*Data supplied*.
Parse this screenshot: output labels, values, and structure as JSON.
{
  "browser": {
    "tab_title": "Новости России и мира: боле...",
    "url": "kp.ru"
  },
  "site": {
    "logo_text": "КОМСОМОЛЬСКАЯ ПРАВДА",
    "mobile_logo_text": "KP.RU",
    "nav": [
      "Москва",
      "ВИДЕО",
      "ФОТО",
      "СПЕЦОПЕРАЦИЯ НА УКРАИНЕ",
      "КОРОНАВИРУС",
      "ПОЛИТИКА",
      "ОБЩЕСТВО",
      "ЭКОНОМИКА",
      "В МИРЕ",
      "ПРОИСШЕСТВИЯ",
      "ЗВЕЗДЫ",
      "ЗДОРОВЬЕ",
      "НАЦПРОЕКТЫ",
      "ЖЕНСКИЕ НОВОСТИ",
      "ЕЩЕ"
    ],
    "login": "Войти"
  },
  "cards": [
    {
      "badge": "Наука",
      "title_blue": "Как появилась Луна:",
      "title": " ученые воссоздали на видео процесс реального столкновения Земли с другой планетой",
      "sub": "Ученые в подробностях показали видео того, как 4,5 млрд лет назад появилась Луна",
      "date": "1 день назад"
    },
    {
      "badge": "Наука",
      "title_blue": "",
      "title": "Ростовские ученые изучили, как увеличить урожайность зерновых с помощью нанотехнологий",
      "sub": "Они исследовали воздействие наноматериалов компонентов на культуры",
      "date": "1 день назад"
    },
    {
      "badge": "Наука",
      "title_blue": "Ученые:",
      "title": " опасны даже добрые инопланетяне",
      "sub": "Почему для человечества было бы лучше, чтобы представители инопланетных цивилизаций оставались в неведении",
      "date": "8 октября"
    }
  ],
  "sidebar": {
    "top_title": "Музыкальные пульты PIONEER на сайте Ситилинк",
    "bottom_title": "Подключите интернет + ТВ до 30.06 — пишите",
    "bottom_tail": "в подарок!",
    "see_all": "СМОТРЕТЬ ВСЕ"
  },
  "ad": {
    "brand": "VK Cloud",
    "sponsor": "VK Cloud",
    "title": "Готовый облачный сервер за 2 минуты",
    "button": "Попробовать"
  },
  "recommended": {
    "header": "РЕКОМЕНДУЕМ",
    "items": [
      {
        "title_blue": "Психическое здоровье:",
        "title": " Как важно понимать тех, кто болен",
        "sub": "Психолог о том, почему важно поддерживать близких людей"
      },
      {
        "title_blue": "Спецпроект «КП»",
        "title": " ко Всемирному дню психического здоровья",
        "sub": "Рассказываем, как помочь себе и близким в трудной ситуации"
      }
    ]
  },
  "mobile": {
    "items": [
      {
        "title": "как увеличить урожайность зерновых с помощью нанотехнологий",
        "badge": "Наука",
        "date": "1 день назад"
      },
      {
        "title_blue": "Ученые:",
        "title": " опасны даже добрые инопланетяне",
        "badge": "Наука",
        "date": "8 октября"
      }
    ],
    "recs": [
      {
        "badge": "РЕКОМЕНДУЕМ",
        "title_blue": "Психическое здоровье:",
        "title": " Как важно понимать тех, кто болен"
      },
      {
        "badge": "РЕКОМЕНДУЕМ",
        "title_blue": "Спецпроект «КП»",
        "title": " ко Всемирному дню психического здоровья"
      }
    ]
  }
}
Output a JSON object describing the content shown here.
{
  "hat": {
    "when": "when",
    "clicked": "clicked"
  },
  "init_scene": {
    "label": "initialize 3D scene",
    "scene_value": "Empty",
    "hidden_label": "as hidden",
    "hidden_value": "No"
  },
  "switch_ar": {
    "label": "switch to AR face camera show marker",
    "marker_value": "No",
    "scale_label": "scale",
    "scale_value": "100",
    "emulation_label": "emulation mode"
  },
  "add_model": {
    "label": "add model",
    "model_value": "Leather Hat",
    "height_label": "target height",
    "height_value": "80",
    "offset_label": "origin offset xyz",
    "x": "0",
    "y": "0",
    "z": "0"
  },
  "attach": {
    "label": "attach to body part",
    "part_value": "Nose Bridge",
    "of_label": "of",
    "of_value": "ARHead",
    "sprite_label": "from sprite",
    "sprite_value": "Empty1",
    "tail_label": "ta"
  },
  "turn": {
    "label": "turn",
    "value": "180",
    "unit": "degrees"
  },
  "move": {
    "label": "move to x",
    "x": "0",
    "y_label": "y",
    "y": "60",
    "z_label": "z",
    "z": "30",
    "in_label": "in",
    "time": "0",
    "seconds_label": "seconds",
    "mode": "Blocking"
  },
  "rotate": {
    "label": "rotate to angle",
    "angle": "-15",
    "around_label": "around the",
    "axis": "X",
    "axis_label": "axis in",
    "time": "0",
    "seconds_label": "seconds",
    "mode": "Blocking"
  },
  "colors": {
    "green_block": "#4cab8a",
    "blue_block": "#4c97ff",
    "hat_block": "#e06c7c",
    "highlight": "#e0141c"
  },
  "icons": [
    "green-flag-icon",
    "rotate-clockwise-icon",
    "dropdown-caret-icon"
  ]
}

*Work to be completed*. Quote only the lines from the line containing "Output a JSON" through the end of the entries, keeping the first and the last.

*In response*.
Output a JSON object describing the content shown here.
{
  "hat": {
    "when": "when",
    "clicked": "clicked"
  },
  "init_scene": {
    "label": "initialize 3D scene",
    "scene_value": "Empty",
    "hidden_label": "as hidden",
    "hidden_value": "No"
  },
  "switch_ar": {
    "label": "switch to AR face camera show marker",
    "marker_value": "No",
    "scale_label": "scale",
    "scale_value": "100",
    "emulation_label": "emulation mode"
  },
  "add_model": {
    "label": "add model",
    "model_value": "Leather Hat",
    "height_label": "target height",
    "height_value": "80",
    "offset_label": "origin offset xyz",
    "x": "0",
    "y": "0",
    "z": "0"
  },
  "attach": {
    "label": "attach to body part",
    "part_value": "Nose Bridge",
    "of_label": "of",
    "of_value": "ARHead",
    "sprite_label": "from sprite",
    "sprite_value": "Empty1",
    "tail_label": "ta"
  },
  "turn": {
    "label": "turn",
    "value": "180",
    "unit": "degrees"
  },
  "move": {
    "label": "move to x",
    "x": "0",
    "y_label": "y",
    "y": "60",
    "z_label": "z",
    "z": "30",
    "in_label": "in",
    "time": "0",
    "seconds_label": "seconds",
    "mode": "Blocking"
  },
  "rotate": {
    "label": "rotate to angle",
    "angle": "-15",
    "around_label": "around the",
    "axis": "X",
    "axis_label": "axis in",
    "time": "0",
    "seconds_label": "seconds",
    "mode": "Blocking"
  },
  "colors": {
    "green_block": "#4cab8a",
    "blue_block": "#4c97ff",
    "hat_block": "#e06c7c",
    "highlight": "#e0141c"
  },
  "icons": [
    "green-flag-icon",
    "rotate-clockwise-icon",
    "dropdown-caret-icon"
  ]
}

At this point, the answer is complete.